>> start

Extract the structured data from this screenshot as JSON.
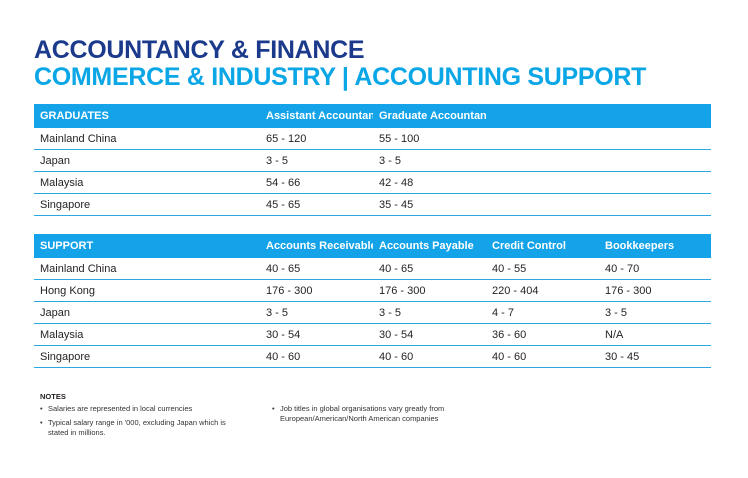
{
  "title_line1": "ACCOUNTANCY & FINANCE",
  "title_line2": "COMMERCE & INDUSTRY | ACCOUNTING SUPPORT",
  "colors": {
    "navy_title": "#1b3a8c",
    "cyan_title": "#0aa6e6",
    "header_bg": "#14a3e8",
    "row_rule": "#2aa8e0"
  },
  "graduates": {
    "headers": [
      "GRADUATES",
      "Assistant Accountant",
      "Graduate Accountant"
    ],
    "rows": [
      [
        "Mainland China",
        "65 - 120",
        "55 - 100"
      ],
      [
        "Japan",
        "3 - 5",
        "3 - 5"
      ],
      [
        "Malaysia",
        "54 - 66",
        "42 - 48"
      ],
      [
        "Singapore",
        "45 - 65",
        "35 - 45"
      ]
    ]
  },
  "support": {
    "headers": [
      "SUPPORT",
      "Accounts Receivable",
      "Accounts Payable",
      "Credit Control",
      "Bookkeepers"
    ],
    "rows": [
      [
        "Mainland China",
        "40 - 65",
        "40 - 65",
        "40 - 55",
        "40 - 70"
      ],
      [
        "Hong Kong",
        "176 - 300",
        "176 - 300",
        "220 - 404",
        "176 - 300"
      ],
      [
        "Japan",
        "3 - 5",
        "3 - 5",
        "4 - 7",
        "3 - 5"
      ],
      [
        "Malaysia",
        "30 - 54",
        "30 - 54",
        "36 - 60",
        "N/A"
      ],
      [
        "Singapore",
        "40 - 60",
        "40 - 60",
        "40 - 60",
        "30 - 45"
      ]
    ]
  },
  "notes": {
    "title": "NOTES",
    "bullet": "•",
    "left": [
      "Salaries are represented in local currencies",
      "Typical salary range in '000, excluding Japan which is stated in millions."
    ],
    "right": [
      "Job titles in global organisations vary greatly from European/American/North American companies"
    ]
  }
}
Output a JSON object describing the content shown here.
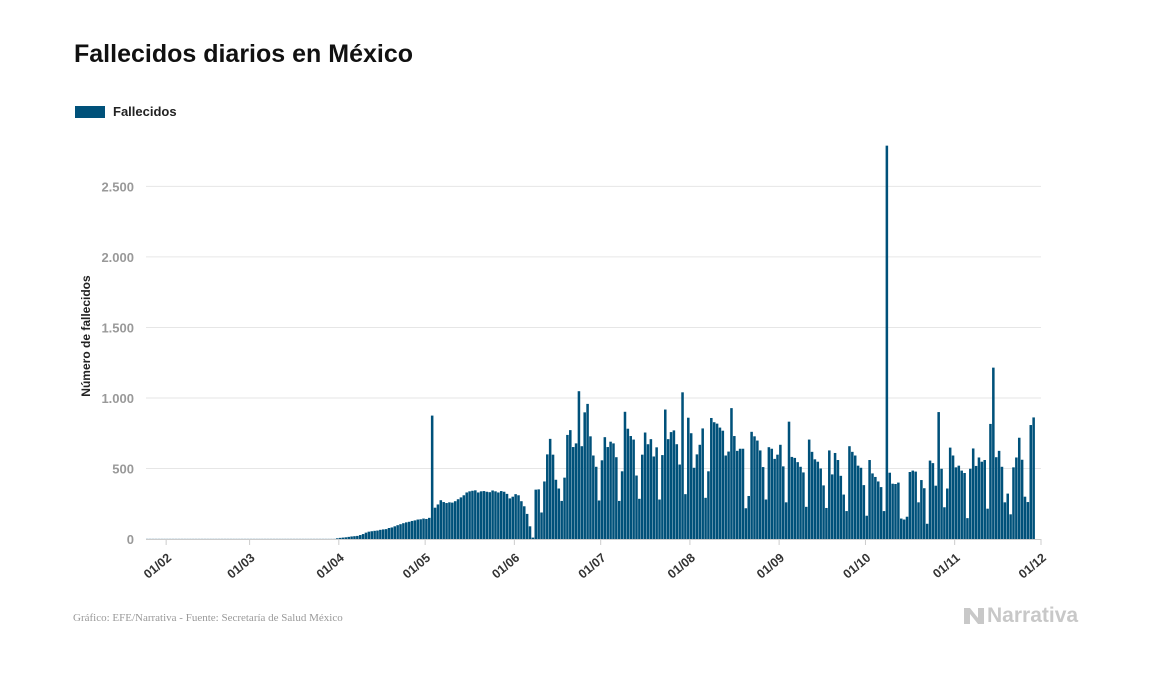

>> end

**Task to complete:**
Go through the entries and return each line where the word "JSON" appears.

**Response to this exercise:**
Extract the structured data from this screenshot as JSON.
Output a JSON object describing the content shown here.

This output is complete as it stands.